*Instruction:*
From the entries that follow, extract each line holding the string "CLOUD".

-------- Raw data --------

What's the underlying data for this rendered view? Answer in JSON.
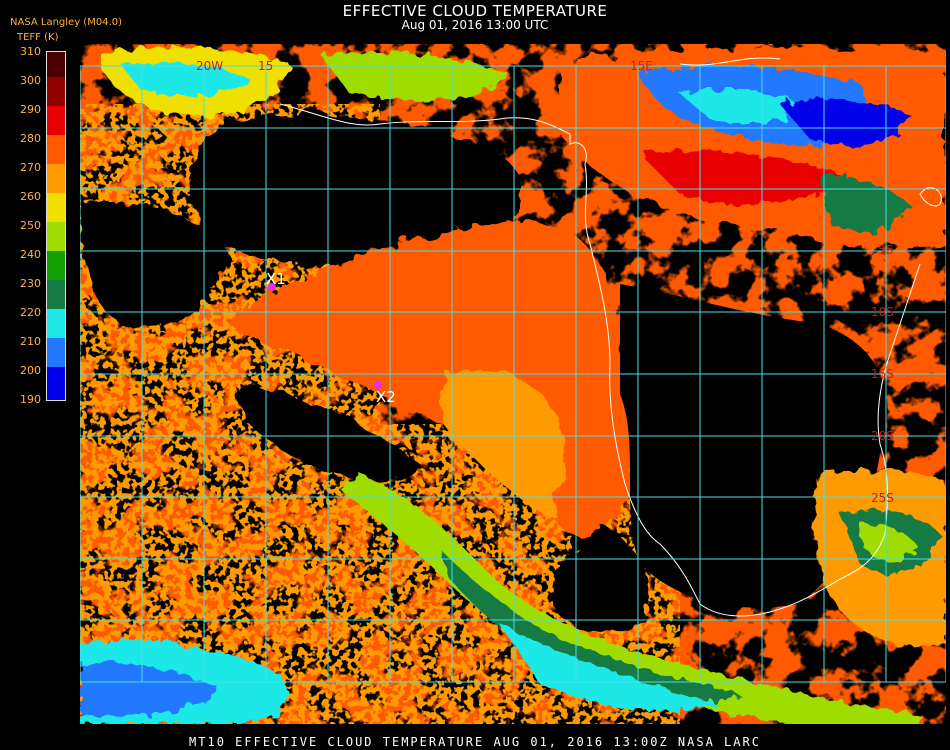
{
  "header": {
    "title": "EFFECTIVE CLOUD TEMPERATURE",
    "subtitle": "Aug 01, 2016 13:00 UTC",
    "source": "NASA Langley (M04.0)",
    "units": "TEFF (K)"
  },
  "colorbar": {
    "labels": [
      "310",
      "300",
      "290",
      "280",
      "270",
      "260",
      "250",
      "240",
      "230",
      "220",
      "210",
      "200",
      "190"
    ],
    "colors": [
      "#4a0000",
      "#8f0000",
      "#e80000",
      "#ff5a00",
      "#ff9a00",
      "#f0e000",
      "#9fdc00",
      "#12a000",
      "#157a44",
      "#1fe8e8",
      "#2278ff",
      "#0000e8",
      "#9a36e8"
    ]
  },
  "map": {
    "lat_labels": [
      "5S",
      "10S",
      "15S",
      "20S",
      "25S"
    ],
    "top_labels": [
      "20W",
      "15",
      "15E"
    ],
    "markers": [
      {
        "label": "X1",
        "color": "#e62ee6"
      },
      {
        "label": "X2",
        "color": "#e62ee6"
      }
    ],
    "grid_color": "#48e0e6",
    "coast_color": "#ffffff",
    "label_color": "#c81e1e"
  },
  "footer": {
    "text": "MT10  EFFECTIVE CLOUD TEMPERATURE   AUG 01, 2016 13:00Z   NASA LARC"
  }
}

--------

*Response for this exercise:*
    "title": "EFFECTIVE CLOUD TEMPERATURE",
    "text": "MT10  EFFECTIVE CLOUD TEMPERATURE   AUG 01, 2016 13:00Z   NASA LARC"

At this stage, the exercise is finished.